◆ **WORK INSTRUCTIONS**: Tally the lines below that contain the word "this", and give only that number.

----- PROVIDED DATA

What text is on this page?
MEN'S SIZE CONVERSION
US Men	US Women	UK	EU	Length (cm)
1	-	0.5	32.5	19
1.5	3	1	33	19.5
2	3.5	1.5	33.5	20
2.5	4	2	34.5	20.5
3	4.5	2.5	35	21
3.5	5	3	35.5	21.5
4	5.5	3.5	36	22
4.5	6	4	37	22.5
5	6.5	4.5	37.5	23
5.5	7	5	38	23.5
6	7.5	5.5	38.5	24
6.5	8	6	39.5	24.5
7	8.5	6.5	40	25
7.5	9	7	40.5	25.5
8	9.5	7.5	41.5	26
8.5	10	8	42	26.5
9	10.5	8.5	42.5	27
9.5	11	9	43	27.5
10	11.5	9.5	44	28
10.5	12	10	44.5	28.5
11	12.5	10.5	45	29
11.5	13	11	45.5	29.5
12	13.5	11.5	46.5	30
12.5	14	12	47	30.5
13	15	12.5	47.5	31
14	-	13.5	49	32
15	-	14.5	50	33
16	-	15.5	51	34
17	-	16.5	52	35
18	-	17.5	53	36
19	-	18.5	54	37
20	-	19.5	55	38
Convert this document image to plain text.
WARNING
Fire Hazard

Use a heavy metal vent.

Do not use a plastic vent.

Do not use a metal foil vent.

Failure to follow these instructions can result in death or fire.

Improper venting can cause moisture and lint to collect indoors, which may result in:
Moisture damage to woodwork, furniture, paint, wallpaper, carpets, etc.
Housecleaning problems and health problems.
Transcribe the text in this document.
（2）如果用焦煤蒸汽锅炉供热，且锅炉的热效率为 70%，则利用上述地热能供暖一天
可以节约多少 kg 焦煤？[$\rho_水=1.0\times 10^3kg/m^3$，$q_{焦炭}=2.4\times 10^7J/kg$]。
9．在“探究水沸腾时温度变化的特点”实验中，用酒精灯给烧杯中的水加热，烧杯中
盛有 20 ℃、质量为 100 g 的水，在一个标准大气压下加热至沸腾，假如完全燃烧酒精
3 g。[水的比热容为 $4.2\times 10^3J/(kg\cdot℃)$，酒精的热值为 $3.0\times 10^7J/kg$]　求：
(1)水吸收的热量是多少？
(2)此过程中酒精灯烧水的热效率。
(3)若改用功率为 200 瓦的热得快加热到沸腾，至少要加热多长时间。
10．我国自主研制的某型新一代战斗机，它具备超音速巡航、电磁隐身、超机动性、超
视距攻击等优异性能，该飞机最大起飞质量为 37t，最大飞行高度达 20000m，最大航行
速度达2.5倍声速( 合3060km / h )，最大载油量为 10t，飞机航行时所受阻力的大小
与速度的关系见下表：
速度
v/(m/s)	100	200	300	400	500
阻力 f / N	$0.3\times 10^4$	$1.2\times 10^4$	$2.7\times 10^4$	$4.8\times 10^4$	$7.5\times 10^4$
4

----------

◆ **TASK ANSWER**: 3